— START OF Record set —

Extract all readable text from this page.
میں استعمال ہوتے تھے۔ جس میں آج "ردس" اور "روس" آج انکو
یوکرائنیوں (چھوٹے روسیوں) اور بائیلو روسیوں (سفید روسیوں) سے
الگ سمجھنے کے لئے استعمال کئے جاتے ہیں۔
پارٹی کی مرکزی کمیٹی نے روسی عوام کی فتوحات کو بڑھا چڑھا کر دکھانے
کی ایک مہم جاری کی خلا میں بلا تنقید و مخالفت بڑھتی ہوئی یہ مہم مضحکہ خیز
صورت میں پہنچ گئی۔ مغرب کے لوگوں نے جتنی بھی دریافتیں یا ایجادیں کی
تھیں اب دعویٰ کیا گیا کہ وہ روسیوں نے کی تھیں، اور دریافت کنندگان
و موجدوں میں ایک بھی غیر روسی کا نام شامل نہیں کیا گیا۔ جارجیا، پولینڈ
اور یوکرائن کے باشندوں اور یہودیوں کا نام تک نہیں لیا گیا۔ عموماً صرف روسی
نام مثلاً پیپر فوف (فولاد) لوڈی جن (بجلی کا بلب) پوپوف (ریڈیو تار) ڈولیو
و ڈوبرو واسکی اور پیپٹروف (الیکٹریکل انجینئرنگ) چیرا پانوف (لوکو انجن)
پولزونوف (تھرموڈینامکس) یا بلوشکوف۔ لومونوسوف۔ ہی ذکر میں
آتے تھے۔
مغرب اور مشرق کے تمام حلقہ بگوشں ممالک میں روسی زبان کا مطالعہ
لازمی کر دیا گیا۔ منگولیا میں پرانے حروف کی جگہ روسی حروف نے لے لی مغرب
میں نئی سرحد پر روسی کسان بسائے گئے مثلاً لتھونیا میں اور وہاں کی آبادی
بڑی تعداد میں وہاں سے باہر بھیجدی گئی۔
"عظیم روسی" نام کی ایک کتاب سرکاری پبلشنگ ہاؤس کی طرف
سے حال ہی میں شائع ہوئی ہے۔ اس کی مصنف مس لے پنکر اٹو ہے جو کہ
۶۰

— END OF Record set —

**Goal**
Reproduce each entry exactly, leaving out nothing.

**The answer**
Extract all readable text from this page.
میں استعمال ہوتے تھے۔ جس میں آج "ردس" اور "روس" آج انکو
یوکرائنیوں (چھوٹے روسیوں) اور بائیلو روسیوں (سفید روسیوں) سے
الگ سمجھنے کے لئے استعمال کئے جاتے ہیں۔
پارٹی کی مرکزی کمیٹی نے روسی عوام کی فتوحات کو بڑھا چڑھا کر دکھانے
کی ایک مہم جاری کی خلا میں بلا تنقید و مخالفت بڑھتی ہوئی یہ مہم مضحکہ خیز
صورت میں پہنچ گئی۔ مغرب کے لوگوں نے جتنی بھی دریافتیں یا ایجادیں کی
تھیں اب دعویٰ کیا گیا کہ وہ روسیوں نے کی تھیں، اور دریافت کنندگان
و موجدوں میں ایک بھی غیر روسی کا نام شامل نہیں کیا گیا۔ جارجیا، پولینڈ
اور یوکرائن کے باشندوں اور یہودیوں کا نام تک نہیں لیا گیا۔ عموماً صرف روسی
نام مثلاً پیپر فوف (فولاد) لوڈی جن (بجلی کا بلب) پوپوف (ریڈیو تار) ڈولیو
و ڈوبرو واسکی اور پیپٹروف (الیکٹریکل انجینئرنگ) چیرا پانوف (لوکو انجن)
پولزونوف (تھرموڈینامکس) یا بلوشکوف۔ لومونوسوف۔ ہی ذکر میں
آتے تھے۔
مغرب اور مشرق کے تمام حلقہ بگوشں ممالک میں روسی زبان کا مطالعہ
لازمی کر دیا گیا۔ منگولیا میں پرانے حروف کی جگہ روسی حروف نے لے لی مغرب
میں نئی سرحد پر روسی کسان بسائے گئے مثلاً لتھونیا میں اور وہاں کی آبادی
بڑی تعداد میں وہاں سے باہر بھیجدی گئی۔
"عظیم روسی" نام کی ایک کتاب سرکاری پبلشنگ ہاؤس کی طرف
سے حال ہی میں شائع ہوئی ہے۔ اس کی مصنف مس لے پنکر اٹو ہے جو کہ
۶۰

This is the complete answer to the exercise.